>> BEGIN MATERIAL FOR THIS TASK
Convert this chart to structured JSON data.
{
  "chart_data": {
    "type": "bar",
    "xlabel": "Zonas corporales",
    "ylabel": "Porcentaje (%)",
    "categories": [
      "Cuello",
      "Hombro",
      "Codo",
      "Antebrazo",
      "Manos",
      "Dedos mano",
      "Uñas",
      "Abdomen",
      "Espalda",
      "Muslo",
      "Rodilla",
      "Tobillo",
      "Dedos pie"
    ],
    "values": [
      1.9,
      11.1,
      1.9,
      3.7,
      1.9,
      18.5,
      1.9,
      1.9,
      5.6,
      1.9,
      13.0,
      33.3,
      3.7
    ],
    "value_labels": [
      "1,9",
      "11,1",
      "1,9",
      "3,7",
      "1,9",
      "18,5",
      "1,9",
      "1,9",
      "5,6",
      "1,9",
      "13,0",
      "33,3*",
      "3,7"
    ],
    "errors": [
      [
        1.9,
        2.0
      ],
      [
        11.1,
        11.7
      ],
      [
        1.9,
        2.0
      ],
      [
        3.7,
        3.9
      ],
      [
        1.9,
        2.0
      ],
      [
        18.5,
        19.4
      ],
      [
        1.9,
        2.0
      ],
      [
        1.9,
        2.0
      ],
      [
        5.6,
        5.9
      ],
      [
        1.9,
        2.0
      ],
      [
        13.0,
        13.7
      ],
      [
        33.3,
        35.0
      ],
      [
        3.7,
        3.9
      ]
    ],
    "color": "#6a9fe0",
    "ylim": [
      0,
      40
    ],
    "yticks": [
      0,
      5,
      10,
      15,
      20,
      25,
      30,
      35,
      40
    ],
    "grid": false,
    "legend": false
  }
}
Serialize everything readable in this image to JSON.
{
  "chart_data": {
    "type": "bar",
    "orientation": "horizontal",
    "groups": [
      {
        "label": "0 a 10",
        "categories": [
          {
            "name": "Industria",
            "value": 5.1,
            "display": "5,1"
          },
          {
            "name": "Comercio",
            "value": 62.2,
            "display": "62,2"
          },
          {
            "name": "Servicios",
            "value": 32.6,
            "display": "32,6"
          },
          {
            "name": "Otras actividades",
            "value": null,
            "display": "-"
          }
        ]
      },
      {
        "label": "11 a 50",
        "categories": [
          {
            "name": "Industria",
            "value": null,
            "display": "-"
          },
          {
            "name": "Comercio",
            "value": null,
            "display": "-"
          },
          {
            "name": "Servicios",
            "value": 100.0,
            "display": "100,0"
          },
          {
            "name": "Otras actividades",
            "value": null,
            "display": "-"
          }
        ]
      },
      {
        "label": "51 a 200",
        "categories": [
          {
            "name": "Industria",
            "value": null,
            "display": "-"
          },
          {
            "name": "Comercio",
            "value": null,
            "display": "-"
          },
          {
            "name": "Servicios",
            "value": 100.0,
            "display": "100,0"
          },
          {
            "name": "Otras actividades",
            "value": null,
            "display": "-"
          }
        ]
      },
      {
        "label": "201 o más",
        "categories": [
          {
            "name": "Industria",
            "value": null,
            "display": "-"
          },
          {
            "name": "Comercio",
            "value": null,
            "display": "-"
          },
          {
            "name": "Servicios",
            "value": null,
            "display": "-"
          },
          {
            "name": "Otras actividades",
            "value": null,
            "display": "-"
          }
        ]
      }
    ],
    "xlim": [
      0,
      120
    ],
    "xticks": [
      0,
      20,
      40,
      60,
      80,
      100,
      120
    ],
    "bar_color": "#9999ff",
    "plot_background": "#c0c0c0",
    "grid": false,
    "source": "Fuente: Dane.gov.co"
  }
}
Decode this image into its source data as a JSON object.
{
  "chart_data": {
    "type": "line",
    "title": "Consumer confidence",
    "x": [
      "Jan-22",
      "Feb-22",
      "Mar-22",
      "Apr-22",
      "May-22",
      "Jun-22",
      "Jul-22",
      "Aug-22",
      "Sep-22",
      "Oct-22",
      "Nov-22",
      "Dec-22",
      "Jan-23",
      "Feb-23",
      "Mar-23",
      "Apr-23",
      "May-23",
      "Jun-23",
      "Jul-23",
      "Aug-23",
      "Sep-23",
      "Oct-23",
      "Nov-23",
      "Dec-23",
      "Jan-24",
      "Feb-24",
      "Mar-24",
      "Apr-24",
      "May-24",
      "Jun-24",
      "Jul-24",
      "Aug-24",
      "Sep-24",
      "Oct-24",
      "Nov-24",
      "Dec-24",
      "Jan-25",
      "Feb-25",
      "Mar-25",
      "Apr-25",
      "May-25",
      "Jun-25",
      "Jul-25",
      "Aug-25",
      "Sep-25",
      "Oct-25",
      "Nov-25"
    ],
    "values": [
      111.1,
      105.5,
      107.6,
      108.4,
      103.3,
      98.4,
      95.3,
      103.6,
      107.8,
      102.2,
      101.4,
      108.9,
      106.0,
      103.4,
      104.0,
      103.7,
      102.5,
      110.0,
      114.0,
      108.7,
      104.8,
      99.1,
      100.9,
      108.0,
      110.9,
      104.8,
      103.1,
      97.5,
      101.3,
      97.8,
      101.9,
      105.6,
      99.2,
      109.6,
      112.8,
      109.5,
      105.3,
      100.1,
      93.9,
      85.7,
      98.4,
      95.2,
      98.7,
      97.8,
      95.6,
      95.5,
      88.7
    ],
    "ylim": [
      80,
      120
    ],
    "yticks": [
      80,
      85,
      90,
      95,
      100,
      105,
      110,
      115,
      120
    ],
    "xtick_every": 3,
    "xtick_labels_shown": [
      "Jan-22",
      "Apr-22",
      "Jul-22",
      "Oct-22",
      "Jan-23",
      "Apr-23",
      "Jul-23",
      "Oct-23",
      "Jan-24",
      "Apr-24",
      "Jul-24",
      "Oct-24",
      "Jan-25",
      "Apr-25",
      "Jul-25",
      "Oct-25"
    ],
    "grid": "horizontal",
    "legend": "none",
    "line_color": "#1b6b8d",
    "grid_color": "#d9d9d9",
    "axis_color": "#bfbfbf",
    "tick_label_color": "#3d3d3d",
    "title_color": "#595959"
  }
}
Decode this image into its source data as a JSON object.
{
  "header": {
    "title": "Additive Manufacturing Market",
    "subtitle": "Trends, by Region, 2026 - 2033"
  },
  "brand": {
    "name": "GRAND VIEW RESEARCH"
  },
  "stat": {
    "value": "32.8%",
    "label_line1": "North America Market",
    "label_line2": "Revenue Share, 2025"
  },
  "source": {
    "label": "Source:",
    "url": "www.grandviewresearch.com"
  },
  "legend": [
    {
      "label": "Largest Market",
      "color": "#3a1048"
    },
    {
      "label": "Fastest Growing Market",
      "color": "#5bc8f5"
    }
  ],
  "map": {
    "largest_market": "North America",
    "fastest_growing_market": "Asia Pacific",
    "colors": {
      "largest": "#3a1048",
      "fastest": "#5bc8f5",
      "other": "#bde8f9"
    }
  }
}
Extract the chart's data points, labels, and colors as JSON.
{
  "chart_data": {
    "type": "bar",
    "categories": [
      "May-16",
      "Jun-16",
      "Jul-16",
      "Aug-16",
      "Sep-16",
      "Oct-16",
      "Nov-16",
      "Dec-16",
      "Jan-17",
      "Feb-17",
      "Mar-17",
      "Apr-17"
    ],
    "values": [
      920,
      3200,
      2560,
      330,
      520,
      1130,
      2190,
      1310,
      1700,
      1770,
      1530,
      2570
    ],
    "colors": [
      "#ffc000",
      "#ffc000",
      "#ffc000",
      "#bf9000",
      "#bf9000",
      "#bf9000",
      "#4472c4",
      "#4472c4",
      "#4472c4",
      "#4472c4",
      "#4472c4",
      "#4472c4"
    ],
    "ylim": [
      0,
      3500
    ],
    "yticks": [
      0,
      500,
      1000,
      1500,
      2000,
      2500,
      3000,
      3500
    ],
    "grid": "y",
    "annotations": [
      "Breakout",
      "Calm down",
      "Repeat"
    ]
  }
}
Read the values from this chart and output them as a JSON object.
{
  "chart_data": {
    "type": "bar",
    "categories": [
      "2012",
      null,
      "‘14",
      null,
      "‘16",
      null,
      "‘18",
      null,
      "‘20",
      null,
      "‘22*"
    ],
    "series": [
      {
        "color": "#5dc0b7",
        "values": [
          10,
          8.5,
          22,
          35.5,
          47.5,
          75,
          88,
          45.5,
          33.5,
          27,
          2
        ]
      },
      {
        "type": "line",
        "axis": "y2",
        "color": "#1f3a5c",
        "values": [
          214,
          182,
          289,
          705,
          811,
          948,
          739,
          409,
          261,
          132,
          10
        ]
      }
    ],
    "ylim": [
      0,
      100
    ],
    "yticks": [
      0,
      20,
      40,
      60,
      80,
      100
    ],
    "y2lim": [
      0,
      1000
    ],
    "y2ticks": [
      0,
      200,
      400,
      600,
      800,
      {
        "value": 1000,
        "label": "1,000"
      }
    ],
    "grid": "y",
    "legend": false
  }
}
>> END MATERIAL FOR THIS TASK
TASK TO COMPLETE → In the entries above, locate every line with the word "JSON" and copy it.

RESULT FOR THIS TASK →
Convert this chart to structured JSON data.
Serialize everything readable in this image to JSON.
Decode this image into its source data as a JSON object.
Decode this image into its source data as a JSON object.
Extract the chart's data points, labels, and colors as JSON.
Read the values from this chart and output them as a JSON object.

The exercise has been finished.